_AIM_. For each line in the data below that holds "Converts", return a copy.

_DATA IN THIS EXERCISE_.

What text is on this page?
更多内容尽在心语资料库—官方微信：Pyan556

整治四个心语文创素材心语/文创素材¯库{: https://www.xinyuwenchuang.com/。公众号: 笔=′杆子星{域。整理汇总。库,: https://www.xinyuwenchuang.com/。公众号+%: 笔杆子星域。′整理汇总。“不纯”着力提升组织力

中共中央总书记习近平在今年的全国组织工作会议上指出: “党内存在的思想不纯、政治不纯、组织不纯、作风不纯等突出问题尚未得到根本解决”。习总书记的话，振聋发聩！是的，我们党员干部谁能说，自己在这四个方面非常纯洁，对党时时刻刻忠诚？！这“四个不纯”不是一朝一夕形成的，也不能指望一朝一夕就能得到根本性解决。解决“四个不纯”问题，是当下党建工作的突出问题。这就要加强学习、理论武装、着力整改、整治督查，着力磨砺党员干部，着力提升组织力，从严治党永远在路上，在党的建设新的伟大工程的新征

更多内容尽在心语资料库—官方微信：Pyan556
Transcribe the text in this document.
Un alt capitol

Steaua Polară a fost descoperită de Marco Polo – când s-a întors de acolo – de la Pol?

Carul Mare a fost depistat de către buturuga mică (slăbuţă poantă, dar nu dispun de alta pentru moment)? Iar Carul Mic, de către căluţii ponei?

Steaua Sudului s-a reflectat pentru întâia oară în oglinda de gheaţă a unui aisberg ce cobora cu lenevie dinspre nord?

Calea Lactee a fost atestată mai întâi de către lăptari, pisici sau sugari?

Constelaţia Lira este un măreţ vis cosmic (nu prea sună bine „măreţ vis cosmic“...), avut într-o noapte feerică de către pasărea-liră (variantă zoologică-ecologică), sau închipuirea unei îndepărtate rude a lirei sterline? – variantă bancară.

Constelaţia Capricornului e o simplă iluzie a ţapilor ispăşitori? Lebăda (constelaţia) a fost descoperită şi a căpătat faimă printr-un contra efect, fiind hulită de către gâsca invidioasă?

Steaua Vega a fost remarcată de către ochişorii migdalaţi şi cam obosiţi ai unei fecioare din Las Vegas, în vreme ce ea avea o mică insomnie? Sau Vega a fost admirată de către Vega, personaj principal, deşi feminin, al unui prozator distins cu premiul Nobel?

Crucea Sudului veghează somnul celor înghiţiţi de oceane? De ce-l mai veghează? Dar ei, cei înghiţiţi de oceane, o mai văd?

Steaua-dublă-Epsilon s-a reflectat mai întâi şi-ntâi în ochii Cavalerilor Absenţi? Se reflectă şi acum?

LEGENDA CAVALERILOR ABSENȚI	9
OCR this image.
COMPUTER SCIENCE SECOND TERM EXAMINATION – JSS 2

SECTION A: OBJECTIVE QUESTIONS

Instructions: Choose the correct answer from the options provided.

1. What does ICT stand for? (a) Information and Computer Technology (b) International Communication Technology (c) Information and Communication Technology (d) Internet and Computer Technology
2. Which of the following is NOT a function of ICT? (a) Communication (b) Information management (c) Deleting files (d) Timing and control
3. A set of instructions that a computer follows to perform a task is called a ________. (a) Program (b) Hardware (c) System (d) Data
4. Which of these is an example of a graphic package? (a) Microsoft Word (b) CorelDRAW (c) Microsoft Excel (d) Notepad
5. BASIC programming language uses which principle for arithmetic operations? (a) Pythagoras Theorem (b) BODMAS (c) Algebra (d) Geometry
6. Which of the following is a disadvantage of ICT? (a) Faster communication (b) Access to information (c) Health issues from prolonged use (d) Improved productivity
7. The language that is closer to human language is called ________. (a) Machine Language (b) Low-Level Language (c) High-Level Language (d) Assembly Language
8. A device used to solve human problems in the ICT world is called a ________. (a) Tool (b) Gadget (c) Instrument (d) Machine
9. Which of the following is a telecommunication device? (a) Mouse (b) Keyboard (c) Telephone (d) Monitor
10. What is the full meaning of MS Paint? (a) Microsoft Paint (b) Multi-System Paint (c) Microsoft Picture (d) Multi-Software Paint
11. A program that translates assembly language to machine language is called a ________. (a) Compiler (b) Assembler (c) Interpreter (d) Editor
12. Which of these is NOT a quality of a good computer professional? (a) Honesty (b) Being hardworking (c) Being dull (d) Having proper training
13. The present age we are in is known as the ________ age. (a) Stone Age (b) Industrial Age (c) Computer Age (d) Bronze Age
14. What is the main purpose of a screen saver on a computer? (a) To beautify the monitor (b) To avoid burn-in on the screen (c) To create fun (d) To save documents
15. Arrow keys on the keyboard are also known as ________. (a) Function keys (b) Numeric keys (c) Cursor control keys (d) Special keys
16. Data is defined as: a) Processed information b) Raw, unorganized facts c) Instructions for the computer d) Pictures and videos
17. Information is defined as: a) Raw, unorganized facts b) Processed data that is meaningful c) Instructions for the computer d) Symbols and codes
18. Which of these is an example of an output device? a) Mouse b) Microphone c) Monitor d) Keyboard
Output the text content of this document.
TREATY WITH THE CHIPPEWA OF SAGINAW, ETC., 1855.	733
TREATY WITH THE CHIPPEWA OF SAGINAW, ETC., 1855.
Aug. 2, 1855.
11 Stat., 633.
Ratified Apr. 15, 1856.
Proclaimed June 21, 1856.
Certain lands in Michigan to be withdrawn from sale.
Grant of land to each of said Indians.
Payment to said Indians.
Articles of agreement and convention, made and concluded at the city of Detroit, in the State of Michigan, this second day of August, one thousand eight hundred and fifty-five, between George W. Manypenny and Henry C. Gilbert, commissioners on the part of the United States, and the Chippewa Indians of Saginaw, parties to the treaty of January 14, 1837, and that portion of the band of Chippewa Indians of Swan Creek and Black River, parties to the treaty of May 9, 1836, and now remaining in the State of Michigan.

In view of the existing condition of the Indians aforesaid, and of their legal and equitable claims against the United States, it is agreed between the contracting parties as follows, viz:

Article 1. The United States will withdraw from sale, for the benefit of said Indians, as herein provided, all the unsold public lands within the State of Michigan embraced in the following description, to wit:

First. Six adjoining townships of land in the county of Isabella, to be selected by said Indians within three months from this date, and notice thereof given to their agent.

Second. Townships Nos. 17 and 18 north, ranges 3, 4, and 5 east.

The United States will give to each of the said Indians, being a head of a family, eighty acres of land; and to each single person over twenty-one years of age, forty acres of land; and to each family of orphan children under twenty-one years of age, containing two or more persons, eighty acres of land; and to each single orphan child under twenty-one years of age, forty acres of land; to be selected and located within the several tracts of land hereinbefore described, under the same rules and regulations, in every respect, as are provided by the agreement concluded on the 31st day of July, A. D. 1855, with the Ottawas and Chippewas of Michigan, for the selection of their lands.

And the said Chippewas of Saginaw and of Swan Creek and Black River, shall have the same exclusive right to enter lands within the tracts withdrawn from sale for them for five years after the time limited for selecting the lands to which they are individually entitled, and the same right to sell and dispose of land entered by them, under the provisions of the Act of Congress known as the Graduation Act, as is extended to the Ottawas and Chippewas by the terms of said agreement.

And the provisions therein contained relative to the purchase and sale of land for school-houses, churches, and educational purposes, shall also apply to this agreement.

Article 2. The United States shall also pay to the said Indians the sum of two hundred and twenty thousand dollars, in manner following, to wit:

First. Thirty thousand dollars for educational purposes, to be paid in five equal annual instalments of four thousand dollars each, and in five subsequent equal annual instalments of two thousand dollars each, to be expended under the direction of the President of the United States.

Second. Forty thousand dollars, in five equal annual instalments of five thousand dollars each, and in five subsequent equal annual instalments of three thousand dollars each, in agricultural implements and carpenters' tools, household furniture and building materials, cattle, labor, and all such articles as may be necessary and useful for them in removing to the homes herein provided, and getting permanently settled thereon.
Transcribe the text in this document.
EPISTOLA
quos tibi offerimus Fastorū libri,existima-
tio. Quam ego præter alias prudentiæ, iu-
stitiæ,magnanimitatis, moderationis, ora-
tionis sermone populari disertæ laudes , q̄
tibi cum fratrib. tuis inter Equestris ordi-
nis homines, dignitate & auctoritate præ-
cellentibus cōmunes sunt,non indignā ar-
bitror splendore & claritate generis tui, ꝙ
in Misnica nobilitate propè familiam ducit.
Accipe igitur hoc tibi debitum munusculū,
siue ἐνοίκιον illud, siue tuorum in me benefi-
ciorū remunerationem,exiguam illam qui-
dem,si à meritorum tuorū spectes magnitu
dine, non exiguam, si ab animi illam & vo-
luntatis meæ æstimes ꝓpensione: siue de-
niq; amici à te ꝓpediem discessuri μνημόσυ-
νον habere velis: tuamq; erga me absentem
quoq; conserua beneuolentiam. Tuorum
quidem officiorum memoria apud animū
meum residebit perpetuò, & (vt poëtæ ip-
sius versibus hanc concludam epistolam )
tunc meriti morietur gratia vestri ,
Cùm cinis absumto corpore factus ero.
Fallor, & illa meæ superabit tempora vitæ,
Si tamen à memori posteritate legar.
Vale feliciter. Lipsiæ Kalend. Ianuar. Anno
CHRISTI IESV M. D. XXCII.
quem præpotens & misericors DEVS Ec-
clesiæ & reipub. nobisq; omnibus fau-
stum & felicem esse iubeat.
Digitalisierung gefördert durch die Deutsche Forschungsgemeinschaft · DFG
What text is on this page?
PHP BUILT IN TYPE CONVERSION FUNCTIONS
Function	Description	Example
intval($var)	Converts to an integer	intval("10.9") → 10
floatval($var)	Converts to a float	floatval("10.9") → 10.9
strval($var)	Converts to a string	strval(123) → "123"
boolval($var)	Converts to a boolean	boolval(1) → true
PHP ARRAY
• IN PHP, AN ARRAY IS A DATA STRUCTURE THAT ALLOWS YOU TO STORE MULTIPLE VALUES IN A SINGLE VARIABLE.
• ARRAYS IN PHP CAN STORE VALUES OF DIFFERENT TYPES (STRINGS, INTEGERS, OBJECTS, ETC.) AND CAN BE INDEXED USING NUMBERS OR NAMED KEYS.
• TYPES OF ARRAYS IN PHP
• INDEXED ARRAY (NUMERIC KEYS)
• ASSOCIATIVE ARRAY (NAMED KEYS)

_SOLUTION_.
intval($var)	Converts to an integer	intval("10.9") → 10
floatval($var)	Converts to a float	floatval("10.9") → 10.9
strval($var)	Converts to a string	strval(123) → "123"
boolval($var)	Converts to a boolean	boolval(1) → true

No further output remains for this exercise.